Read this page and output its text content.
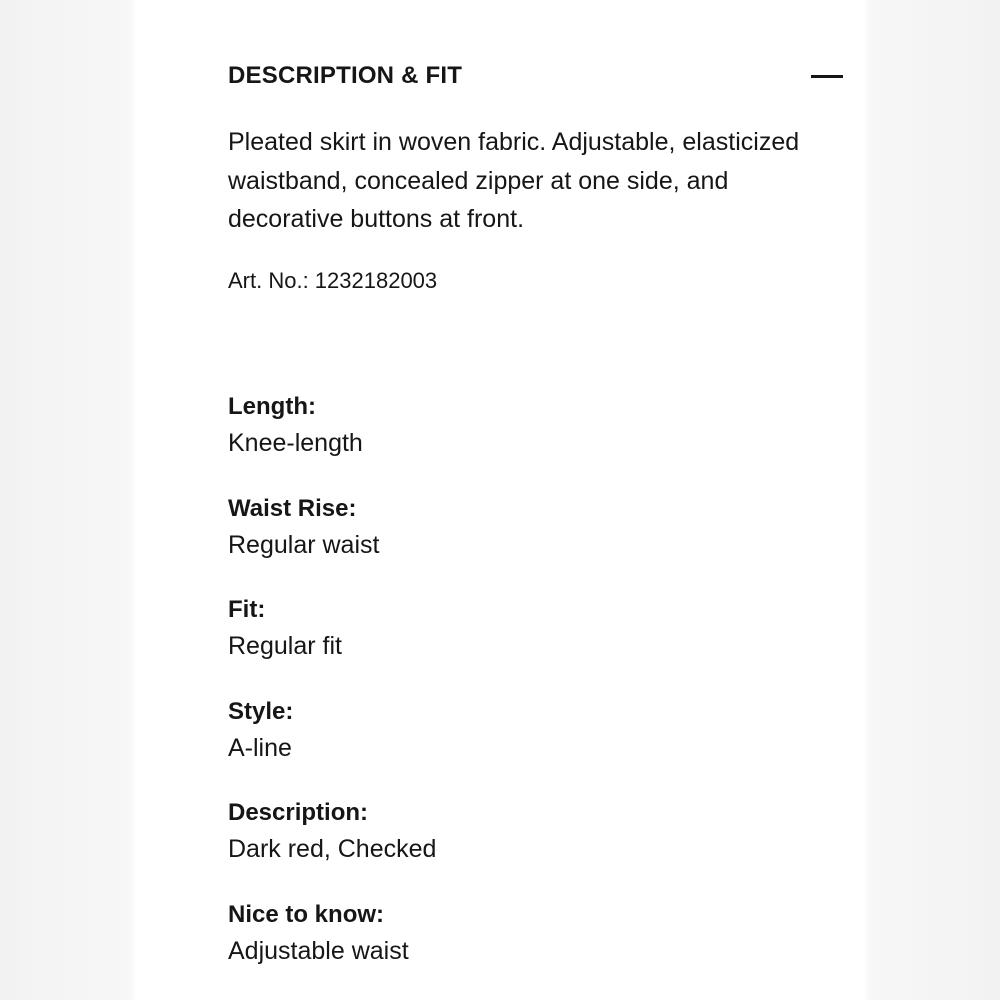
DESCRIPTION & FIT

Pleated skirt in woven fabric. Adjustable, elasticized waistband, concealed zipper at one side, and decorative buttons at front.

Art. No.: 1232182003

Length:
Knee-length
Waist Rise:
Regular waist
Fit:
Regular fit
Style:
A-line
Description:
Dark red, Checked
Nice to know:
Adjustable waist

※

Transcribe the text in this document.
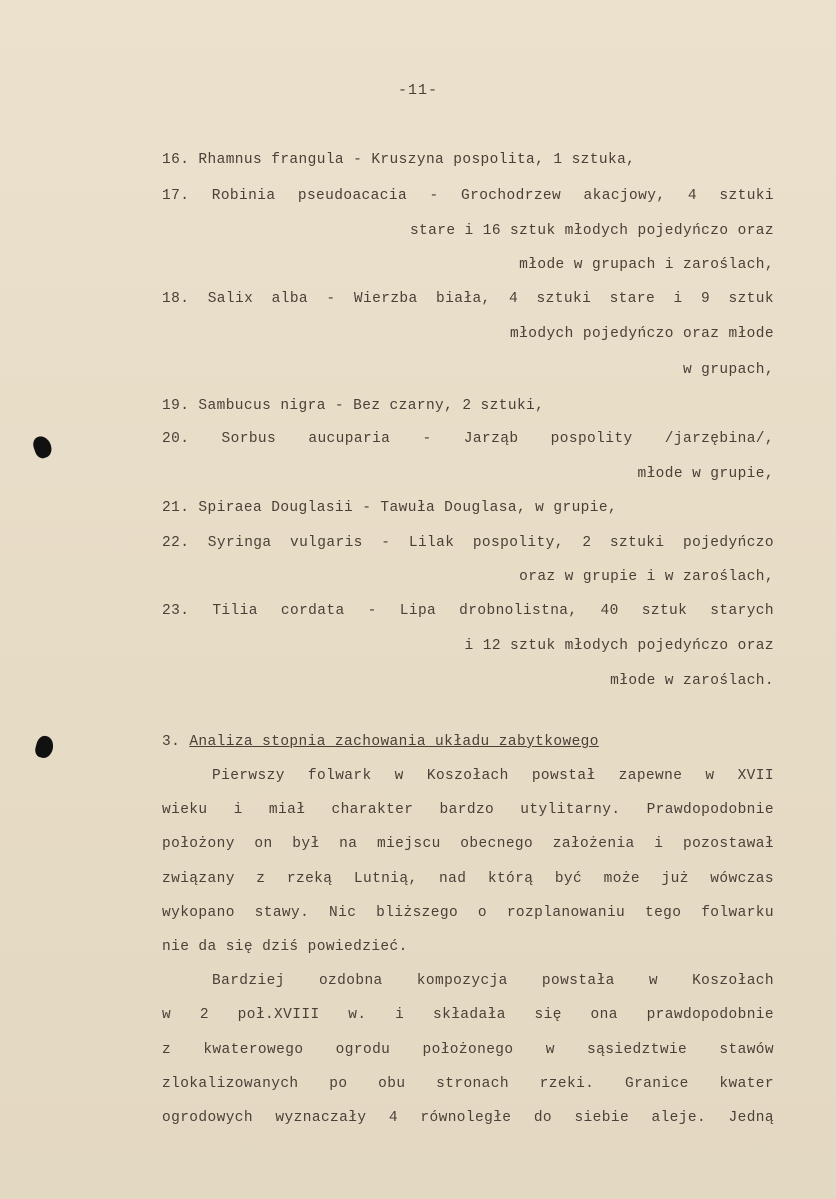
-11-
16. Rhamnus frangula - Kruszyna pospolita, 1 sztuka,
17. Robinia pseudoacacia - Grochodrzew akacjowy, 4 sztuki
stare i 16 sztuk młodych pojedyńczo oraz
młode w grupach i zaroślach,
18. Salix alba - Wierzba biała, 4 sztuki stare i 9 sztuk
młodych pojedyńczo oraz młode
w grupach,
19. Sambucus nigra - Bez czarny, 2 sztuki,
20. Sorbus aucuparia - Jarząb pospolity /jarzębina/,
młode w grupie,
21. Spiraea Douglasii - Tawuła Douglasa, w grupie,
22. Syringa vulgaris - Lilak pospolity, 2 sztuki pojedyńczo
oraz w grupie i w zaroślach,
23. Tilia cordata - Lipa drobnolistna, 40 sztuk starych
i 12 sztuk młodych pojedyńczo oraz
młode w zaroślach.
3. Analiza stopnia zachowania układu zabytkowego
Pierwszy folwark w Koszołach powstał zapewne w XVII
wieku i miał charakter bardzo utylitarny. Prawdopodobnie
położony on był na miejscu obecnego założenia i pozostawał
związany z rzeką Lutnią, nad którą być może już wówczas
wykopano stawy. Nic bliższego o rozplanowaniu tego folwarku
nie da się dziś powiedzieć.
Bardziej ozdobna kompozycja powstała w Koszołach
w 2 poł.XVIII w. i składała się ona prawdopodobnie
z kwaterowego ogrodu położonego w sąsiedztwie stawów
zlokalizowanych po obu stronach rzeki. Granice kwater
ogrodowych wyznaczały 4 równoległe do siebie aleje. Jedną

※

— WHAT THE EXERCISE ASKS —
Give the number of lines in the entries above that include the string "grupach". No other output is expected.

— SOLUTION FOR THIS EXERCISE —
2